→ **Provided information**
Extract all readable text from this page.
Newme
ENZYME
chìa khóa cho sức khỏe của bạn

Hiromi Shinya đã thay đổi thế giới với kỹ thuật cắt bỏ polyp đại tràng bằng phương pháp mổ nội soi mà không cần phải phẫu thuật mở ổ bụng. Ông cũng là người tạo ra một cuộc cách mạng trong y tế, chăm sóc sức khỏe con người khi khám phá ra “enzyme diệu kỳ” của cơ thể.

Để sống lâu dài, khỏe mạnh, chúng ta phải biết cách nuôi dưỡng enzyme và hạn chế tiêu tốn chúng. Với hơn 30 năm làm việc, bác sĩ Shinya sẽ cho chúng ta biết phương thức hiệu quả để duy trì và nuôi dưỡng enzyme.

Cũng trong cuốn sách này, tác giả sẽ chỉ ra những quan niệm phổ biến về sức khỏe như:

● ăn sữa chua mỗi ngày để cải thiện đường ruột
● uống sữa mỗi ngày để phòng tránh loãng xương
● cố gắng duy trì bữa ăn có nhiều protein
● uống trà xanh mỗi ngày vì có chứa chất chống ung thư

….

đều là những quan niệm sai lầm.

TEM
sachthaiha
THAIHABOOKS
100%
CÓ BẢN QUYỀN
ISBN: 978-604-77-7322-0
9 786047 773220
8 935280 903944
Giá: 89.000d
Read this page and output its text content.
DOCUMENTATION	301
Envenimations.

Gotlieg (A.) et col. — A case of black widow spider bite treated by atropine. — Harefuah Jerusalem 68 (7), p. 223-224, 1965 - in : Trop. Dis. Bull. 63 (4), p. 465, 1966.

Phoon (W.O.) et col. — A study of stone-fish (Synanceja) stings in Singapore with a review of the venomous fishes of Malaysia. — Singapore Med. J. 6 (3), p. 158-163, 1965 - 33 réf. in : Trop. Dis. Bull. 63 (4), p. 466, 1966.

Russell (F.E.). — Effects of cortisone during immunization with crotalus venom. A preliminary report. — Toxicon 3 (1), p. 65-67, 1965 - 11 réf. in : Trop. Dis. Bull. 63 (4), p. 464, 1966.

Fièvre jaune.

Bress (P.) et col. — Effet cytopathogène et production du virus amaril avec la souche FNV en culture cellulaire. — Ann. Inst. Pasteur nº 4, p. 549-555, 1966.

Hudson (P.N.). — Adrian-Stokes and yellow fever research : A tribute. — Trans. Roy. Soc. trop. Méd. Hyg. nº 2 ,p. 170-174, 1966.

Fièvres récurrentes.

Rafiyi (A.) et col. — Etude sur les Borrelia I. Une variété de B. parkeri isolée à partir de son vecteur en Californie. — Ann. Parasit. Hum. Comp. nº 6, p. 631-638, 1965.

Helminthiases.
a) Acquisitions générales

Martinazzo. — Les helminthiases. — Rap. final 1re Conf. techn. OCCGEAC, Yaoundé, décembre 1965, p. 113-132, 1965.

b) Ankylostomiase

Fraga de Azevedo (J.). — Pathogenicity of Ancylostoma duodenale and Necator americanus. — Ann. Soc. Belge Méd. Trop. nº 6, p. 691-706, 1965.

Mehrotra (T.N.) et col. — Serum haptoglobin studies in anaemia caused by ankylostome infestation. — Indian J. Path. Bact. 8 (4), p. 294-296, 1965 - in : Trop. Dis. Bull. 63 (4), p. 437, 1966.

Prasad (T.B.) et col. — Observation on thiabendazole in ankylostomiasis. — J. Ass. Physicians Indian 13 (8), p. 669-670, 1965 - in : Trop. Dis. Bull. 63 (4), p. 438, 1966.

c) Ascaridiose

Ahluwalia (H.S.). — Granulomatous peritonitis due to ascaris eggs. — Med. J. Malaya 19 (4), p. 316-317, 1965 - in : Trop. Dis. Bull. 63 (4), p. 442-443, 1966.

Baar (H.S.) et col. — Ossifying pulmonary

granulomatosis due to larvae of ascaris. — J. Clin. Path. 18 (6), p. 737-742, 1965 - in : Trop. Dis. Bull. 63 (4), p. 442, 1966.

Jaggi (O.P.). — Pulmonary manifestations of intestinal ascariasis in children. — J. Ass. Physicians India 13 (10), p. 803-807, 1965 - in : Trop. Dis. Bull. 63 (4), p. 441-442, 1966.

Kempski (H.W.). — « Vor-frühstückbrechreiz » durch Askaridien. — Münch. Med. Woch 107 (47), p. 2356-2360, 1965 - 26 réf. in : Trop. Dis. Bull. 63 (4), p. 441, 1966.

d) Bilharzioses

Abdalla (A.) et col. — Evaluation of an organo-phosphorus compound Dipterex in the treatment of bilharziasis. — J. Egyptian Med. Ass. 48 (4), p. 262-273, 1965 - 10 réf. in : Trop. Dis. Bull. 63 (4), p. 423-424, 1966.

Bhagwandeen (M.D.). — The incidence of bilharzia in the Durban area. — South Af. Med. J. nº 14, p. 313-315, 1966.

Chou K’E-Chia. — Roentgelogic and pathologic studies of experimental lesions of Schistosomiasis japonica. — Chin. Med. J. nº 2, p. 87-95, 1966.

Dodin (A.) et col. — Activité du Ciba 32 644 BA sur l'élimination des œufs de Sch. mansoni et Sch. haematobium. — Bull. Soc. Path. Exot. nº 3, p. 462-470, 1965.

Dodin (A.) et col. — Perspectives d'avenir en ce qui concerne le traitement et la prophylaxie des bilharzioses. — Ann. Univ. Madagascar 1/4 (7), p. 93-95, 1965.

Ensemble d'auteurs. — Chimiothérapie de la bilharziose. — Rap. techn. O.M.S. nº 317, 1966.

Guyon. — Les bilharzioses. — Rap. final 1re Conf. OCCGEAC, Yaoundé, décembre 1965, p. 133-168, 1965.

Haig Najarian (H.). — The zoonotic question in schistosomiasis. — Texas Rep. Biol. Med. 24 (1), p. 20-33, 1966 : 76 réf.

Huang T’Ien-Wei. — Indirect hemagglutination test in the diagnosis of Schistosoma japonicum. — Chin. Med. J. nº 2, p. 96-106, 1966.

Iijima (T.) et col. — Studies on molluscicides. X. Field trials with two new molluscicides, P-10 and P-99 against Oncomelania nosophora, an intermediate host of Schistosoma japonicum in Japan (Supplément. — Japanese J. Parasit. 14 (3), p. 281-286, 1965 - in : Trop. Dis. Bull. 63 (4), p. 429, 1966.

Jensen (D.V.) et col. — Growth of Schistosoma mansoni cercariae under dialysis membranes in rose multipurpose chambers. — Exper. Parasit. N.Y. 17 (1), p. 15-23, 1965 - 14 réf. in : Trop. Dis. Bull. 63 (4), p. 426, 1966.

→ **About this exercise**
Among the entries, find each line that includes the string "quan" and copy it.

→ **Exercise output**
Cũng trong cuốn sách này, tác giả sẽ chỉ ra những quan niệm phổ biến về sức khỏe như:
đều là những quan niệm sai lầm.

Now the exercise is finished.